- Extracted information

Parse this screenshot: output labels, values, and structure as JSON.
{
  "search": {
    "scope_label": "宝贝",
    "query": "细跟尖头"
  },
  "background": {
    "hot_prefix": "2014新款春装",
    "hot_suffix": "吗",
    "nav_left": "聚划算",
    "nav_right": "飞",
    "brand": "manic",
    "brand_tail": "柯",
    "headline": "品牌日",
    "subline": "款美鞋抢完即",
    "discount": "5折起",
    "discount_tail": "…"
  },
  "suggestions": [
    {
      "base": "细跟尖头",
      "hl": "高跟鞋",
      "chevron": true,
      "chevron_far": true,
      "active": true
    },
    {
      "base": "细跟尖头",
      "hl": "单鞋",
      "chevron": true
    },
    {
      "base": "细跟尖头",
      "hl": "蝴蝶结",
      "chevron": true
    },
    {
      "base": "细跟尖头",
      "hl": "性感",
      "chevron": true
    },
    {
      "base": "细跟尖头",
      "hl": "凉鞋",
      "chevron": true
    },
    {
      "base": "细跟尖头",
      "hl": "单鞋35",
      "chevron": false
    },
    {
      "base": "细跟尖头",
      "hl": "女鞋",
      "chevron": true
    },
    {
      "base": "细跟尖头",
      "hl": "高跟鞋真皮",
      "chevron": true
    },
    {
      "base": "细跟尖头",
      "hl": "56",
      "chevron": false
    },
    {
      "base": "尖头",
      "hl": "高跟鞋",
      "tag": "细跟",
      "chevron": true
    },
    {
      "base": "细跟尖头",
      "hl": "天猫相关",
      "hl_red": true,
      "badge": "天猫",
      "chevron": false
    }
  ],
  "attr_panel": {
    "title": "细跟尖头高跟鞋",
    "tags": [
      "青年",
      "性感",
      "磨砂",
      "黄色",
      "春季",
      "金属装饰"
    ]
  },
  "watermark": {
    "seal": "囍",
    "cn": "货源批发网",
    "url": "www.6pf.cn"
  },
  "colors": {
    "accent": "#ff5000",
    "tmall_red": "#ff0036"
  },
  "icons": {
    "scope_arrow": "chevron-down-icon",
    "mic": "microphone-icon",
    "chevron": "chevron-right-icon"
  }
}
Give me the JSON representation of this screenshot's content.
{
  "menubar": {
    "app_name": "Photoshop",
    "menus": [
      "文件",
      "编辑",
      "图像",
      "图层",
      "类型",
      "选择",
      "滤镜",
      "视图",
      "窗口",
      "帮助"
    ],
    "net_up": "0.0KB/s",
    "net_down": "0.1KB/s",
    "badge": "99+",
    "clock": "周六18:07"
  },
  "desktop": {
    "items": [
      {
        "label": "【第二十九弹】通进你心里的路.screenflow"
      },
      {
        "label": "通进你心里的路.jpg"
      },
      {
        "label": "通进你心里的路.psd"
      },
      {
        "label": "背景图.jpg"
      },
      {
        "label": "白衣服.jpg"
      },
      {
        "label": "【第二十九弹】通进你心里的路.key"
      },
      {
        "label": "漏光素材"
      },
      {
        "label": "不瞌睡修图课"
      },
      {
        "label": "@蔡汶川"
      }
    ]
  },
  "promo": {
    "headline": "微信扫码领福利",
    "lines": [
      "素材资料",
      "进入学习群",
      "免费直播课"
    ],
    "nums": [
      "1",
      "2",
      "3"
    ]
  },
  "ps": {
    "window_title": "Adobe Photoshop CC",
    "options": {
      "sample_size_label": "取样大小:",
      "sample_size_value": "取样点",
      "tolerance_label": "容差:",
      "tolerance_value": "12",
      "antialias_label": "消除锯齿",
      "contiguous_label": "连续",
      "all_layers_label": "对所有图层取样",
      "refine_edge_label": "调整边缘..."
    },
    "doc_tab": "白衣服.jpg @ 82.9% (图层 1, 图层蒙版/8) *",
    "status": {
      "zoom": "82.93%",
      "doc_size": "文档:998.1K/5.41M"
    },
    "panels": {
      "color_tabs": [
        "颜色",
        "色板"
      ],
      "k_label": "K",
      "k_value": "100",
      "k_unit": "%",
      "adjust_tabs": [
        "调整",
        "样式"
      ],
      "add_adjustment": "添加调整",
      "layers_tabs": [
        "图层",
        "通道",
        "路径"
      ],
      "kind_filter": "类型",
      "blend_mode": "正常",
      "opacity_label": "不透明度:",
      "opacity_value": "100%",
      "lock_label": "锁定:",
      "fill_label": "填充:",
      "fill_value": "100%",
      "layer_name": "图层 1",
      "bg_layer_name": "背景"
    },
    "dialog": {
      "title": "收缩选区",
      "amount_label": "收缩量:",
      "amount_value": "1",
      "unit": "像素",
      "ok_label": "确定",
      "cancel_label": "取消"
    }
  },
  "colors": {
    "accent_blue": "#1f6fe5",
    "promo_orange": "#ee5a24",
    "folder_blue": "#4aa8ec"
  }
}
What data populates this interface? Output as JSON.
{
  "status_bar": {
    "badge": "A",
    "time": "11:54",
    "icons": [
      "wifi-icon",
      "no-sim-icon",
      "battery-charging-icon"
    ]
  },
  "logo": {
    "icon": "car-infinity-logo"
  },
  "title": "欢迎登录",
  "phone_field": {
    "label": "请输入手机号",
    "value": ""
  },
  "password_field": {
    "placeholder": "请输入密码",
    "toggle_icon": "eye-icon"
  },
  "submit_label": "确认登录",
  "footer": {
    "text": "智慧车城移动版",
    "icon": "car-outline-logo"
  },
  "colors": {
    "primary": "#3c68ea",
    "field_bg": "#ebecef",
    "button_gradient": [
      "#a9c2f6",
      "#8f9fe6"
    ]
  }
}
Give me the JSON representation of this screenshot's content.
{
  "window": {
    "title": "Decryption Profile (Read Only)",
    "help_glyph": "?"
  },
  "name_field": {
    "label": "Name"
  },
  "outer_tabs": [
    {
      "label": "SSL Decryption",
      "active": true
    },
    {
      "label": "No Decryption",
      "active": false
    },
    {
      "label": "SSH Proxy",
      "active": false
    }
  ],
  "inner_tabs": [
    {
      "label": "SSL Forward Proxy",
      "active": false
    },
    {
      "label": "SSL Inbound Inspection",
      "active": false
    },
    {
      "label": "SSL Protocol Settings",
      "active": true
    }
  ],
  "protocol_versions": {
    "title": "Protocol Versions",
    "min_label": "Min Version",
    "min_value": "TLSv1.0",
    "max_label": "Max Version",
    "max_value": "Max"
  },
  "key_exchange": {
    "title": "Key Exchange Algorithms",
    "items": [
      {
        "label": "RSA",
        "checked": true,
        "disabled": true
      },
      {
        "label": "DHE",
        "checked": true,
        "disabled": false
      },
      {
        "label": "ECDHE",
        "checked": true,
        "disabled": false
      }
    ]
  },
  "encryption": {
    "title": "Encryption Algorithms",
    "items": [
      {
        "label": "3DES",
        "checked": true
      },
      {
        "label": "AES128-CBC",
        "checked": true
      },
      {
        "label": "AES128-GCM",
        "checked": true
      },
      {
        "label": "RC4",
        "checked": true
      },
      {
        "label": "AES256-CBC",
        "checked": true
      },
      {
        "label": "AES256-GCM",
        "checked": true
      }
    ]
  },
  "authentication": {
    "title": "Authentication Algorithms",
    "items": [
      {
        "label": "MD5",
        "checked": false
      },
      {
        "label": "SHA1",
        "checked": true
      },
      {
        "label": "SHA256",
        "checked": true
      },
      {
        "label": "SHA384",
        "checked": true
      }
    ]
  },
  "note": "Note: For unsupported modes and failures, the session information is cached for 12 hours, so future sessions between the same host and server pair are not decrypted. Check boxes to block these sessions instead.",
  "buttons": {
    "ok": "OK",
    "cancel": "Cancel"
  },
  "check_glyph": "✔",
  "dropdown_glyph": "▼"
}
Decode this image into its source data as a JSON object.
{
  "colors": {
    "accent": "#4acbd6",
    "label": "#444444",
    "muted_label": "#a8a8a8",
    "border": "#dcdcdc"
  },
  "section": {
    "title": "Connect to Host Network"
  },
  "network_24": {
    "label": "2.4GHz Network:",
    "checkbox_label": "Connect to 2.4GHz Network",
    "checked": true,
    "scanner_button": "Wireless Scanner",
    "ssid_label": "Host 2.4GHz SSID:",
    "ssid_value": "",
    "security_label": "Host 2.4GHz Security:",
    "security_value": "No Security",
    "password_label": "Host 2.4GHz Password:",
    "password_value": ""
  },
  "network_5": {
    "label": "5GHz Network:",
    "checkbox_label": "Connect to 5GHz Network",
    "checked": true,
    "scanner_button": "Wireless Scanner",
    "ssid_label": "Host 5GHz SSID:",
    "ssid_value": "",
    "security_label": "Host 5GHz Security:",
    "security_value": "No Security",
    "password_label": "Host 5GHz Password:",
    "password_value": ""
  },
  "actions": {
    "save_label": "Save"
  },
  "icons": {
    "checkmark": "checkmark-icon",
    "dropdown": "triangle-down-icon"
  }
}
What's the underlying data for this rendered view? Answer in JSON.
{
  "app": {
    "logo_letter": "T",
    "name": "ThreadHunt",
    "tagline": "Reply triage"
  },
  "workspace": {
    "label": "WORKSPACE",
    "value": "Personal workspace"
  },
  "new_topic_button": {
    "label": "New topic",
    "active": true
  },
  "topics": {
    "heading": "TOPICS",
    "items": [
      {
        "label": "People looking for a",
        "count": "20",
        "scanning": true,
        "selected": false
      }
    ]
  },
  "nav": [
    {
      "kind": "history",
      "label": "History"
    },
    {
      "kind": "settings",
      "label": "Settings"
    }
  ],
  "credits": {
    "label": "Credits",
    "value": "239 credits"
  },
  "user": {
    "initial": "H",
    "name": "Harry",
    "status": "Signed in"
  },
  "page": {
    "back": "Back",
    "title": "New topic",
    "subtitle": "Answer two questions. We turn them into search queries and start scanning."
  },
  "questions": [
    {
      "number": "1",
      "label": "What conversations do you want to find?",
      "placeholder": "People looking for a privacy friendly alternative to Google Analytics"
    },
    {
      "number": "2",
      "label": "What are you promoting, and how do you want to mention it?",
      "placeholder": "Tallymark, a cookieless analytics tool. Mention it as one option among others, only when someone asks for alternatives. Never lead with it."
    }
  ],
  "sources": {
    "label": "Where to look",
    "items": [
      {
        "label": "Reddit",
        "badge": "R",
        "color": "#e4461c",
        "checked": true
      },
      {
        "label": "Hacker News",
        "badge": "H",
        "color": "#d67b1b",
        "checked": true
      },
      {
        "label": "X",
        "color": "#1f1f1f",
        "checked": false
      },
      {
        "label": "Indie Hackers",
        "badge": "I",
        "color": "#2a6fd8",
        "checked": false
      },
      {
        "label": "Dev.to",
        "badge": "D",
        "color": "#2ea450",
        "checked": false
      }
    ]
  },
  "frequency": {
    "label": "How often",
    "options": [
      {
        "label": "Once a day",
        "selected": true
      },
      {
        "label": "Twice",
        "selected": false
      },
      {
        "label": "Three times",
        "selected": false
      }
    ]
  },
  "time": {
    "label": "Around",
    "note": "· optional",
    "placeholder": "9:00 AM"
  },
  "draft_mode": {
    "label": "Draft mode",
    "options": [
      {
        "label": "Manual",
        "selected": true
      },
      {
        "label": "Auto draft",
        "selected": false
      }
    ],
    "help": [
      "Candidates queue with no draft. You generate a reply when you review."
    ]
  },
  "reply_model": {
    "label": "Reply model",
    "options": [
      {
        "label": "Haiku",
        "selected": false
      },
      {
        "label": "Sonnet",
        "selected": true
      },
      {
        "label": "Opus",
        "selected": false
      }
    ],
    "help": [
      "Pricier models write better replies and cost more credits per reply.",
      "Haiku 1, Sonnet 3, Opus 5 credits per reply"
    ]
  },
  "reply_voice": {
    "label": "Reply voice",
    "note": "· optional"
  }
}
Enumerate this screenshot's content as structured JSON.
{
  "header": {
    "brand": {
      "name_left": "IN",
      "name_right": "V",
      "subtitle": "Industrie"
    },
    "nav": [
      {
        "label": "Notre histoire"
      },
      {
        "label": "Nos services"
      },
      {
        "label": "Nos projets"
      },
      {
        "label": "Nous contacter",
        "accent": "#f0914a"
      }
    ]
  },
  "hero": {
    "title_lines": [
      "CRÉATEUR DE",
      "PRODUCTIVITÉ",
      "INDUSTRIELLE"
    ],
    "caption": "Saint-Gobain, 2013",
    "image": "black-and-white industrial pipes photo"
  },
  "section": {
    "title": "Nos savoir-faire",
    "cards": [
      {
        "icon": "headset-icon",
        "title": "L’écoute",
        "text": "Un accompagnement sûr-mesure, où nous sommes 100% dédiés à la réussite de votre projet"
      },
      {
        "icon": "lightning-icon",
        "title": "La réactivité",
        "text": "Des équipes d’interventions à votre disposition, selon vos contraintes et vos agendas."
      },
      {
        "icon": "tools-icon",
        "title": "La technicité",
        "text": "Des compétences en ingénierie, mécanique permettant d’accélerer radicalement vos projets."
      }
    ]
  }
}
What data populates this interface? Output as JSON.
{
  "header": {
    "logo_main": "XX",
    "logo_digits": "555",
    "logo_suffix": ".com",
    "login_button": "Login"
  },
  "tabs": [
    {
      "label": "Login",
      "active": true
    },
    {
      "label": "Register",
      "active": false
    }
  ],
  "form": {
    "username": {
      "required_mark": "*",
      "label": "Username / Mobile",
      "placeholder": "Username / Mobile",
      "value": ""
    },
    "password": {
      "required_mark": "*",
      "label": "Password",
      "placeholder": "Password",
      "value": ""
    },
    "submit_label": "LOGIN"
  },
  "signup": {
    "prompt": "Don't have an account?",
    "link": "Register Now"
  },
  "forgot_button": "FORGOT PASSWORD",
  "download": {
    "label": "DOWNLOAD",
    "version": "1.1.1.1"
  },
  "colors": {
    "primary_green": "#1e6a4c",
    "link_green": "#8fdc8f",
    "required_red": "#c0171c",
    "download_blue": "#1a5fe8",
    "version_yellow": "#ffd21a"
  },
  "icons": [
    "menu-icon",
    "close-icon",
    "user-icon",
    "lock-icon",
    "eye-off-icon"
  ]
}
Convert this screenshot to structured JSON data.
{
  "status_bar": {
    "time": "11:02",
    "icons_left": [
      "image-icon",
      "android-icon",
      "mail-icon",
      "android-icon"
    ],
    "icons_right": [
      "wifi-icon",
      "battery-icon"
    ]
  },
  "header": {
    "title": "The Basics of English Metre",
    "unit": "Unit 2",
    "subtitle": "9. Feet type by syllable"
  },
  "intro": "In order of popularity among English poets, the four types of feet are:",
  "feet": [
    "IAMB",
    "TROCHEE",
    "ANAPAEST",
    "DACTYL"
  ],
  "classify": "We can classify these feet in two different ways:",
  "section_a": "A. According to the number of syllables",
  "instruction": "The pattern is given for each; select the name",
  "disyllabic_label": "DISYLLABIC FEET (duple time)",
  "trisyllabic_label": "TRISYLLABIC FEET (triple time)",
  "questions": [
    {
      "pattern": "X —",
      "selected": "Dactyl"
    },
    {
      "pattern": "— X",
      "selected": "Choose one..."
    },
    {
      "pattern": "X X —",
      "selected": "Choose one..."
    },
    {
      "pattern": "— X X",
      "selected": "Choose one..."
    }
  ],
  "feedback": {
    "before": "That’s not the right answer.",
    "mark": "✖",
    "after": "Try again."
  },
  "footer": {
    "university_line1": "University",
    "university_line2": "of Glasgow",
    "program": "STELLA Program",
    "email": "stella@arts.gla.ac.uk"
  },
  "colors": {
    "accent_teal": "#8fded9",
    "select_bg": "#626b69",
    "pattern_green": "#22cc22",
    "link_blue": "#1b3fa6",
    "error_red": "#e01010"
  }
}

- What you will do
For each line in the data above that contains the string "Security", extract the line.

- Answer in full
    "security_label": "Host 2.4GHz Security:",
    "security_value": "No Security",
    "security_label": "Host 5GHz Security:",
    "security_value": "No Security",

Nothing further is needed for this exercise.